The AEOI agreement is reciprocal. Withholding tax exemption for cross-border payments of dividends, interest and royalties between related entities has also been taken over from the existing taxation of savings agreement.
The new EU-Swiss agreement will be signed following authorisation by the European Council and the Swiss government, both of which are expected to be before the summer.
Pierre Moscovici, EU Commissioner for Economic and Financial Affairs, Taxation and Customs, said: “Today we are taking a decisive step towards total tax transparency between Switzerland and the EU. I am confident that our other neighbours will soon follow suit. This transparency is vital to ensure that each country can collect the tax revenues it is due.”
The Swiss Federal Council adopted a negotiation mandate on 8 October 2014 to implement AEOI under the Multilateral Competent Authority Agreement on the Automatic Exchange of Financial Account Information (MCAA) with individual foreign countries with which Switzerland has close economic ties. The first such agreement was signed with Australia on 3 March 2015.
The joint declaration specified that each jurisdiction be satisfied with the confidentiality rules provided for in the other jurisdiction in respect of tax and that they intend to start collecting data in 2017 and transmit data in 2018, once the necessary legal basis has been created in both countries. The Swiss Federal Department of Finance (FDF) is to prepare a consultation draft that will then be submitted to the Swiss parliament for approval.
10 June 2015, the US Department of Justice (DoJ) announced that Société Générale Private Banking (Suisse) and Berner Kantonalbank had both signed non-prosecution agreements (NPAs) under its Swiss Bank Programme, bringing the total to 11. More than 100 Swiss banks are believed to have enrolled in the programme.

-*-

# [WHAT IS REQUIRED]
Reproduce word for word the part of the passage on the EU-Swiss tax agreement that begins at the words "The joint declaration" and stops after "in the programme.". The lines that come next are separate material, unrelated to the passage on the EU-Swiss tax agreement.

-*-

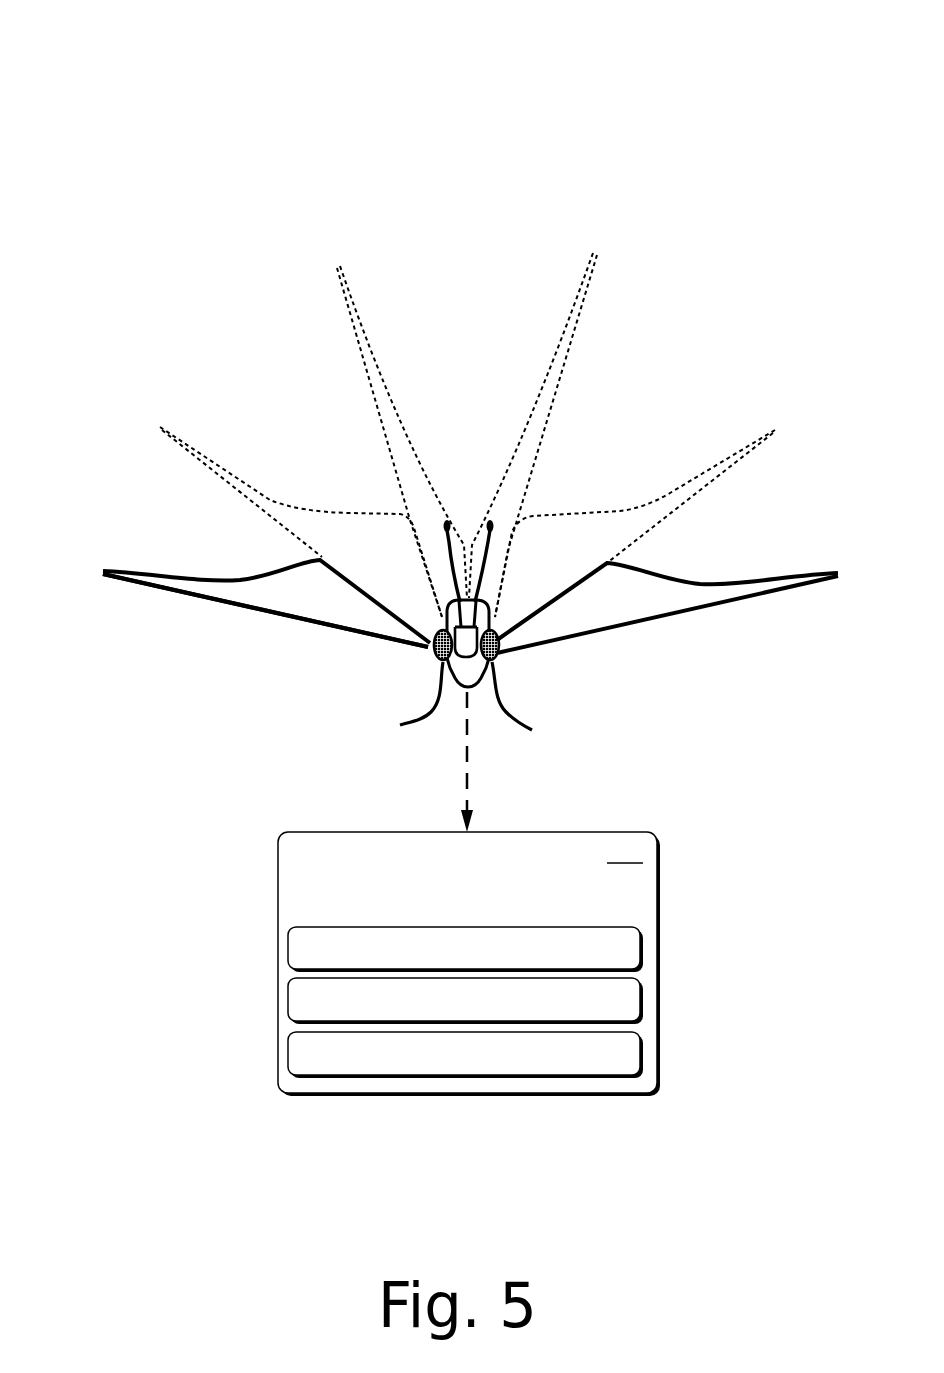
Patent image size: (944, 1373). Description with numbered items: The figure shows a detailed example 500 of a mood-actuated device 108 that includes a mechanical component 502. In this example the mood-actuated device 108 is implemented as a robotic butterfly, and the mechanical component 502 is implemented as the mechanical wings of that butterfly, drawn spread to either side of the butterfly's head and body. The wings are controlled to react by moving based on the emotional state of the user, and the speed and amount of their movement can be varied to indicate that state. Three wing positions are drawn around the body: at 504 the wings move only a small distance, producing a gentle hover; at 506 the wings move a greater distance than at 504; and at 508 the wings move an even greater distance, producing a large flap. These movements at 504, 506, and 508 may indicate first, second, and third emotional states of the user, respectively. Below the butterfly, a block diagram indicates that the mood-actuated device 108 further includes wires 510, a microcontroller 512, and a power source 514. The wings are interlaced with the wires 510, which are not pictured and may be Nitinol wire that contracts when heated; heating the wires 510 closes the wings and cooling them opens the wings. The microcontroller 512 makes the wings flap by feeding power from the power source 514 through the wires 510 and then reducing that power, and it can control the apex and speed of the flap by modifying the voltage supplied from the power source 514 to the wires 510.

The detailed example 500 is at (137, 45).
The mood-actuated device 108 is at (237, 265).
The mechanical component 502 is at (312, 620).
The gentle hover wing movement 504 is at (104, 569).
The intermediate wing movement 506 is at (161, 425).
The large flap wing movement 508 is at (339, 265).
The wires 510 is at (627, 956).
The microcontroller 512 is at (627, 1010).
The power source 514 is at (627, 1063).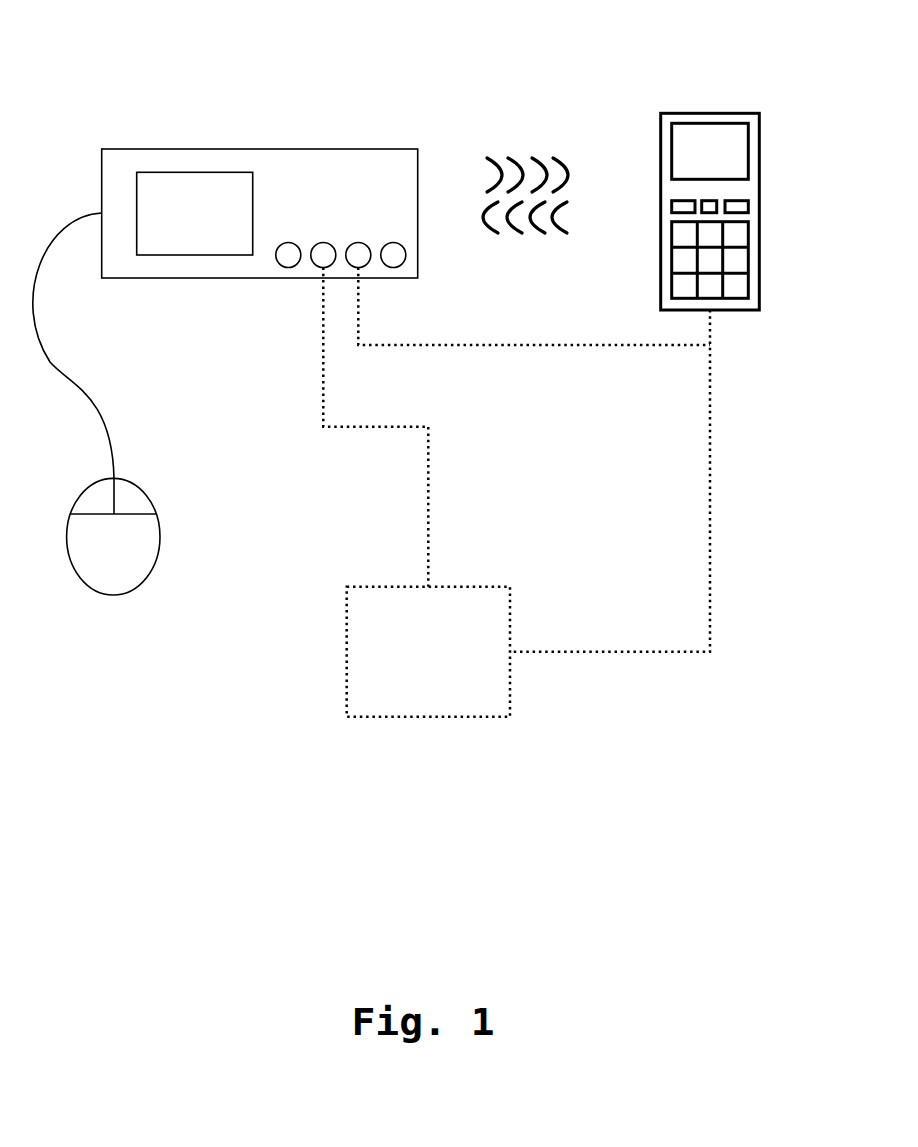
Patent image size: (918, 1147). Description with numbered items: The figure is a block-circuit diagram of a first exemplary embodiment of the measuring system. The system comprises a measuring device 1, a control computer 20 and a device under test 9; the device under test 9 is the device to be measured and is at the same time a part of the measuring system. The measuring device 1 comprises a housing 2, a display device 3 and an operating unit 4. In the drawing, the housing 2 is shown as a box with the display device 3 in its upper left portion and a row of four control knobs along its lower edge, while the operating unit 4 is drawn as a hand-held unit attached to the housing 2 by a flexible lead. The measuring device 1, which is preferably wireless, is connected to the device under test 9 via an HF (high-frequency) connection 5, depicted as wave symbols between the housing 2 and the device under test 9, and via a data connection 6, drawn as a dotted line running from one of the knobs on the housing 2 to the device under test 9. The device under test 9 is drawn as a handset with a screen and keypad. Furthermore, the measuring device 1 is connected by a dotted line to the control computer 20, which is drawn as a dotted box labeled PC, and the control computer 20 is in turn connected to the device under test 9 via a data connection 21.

The measuring device 1 is at (96, 83).
The housing 2 is at (252, 279).
The display device 3 is at (172, 256).
The operating unit 4 is at (113, 595).
The HF connection 5 is at (542, 158).
The data connection 6 is at (532, 345).
The device under test 9 is at (747, 112).
The control computer 20 is at (382, 718).
The data connection 21 is at (710, 448).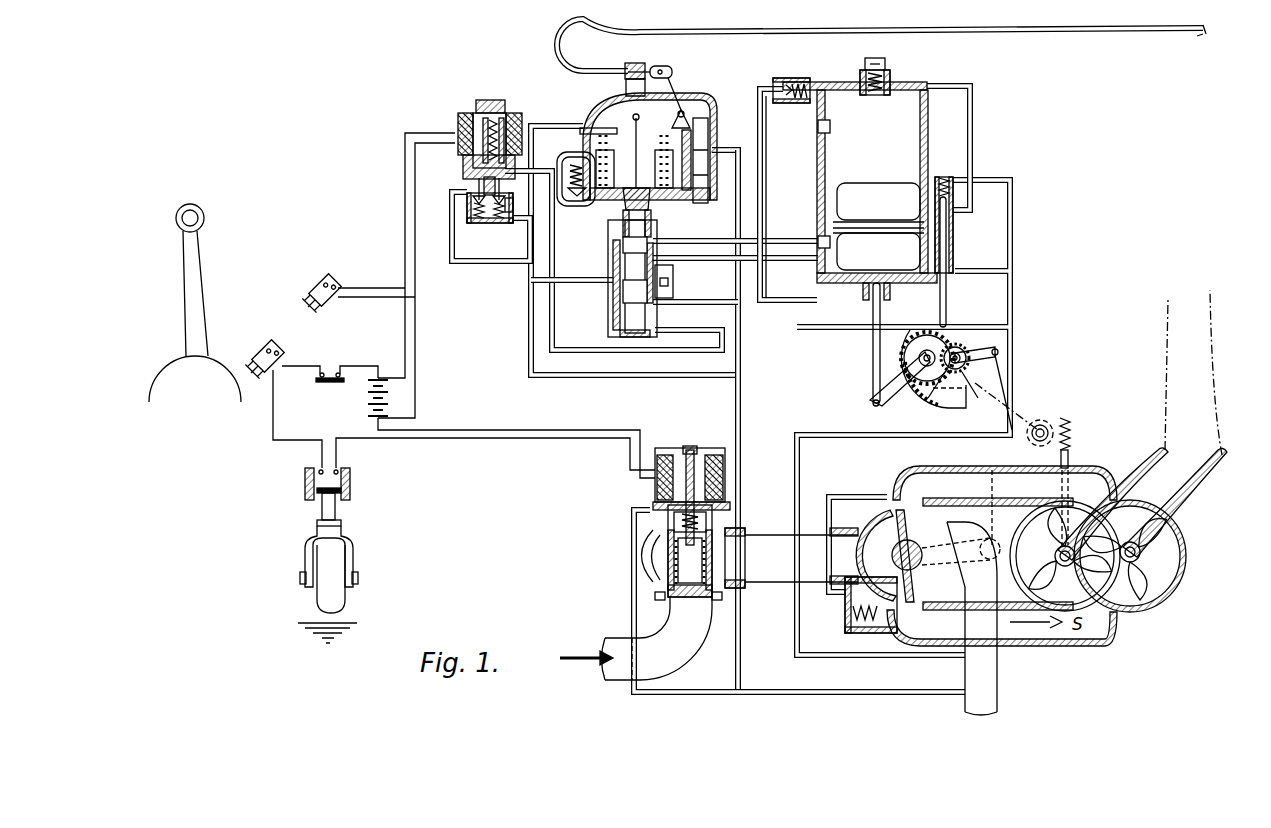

-*-

# [CORRECT ANSWER]
The joint declaration specified that each jurisdiction be satisfied with the confidentiality rules provided for in the other jurisdiction in respect of tax and that they intend to start collecting data in 2017 and transmit data in 2018, once the necessary legal basis has been created in both countries. The Swiss Federal Department of Finance (FDF) is to prepare a consultation draft that will then be submitted to the Swiss parliament for approval.
10 June 2015, the US Department of Justice (DoJ) announced that Société Générale Private Banking (Suisse) and Berner Kantonalbank had both signed non-prosecution agreements (NPAs) under its Swiss Bank Programme, bringing the total to 11. More than 100 Swiss banks are believed to have enrolled in the programme.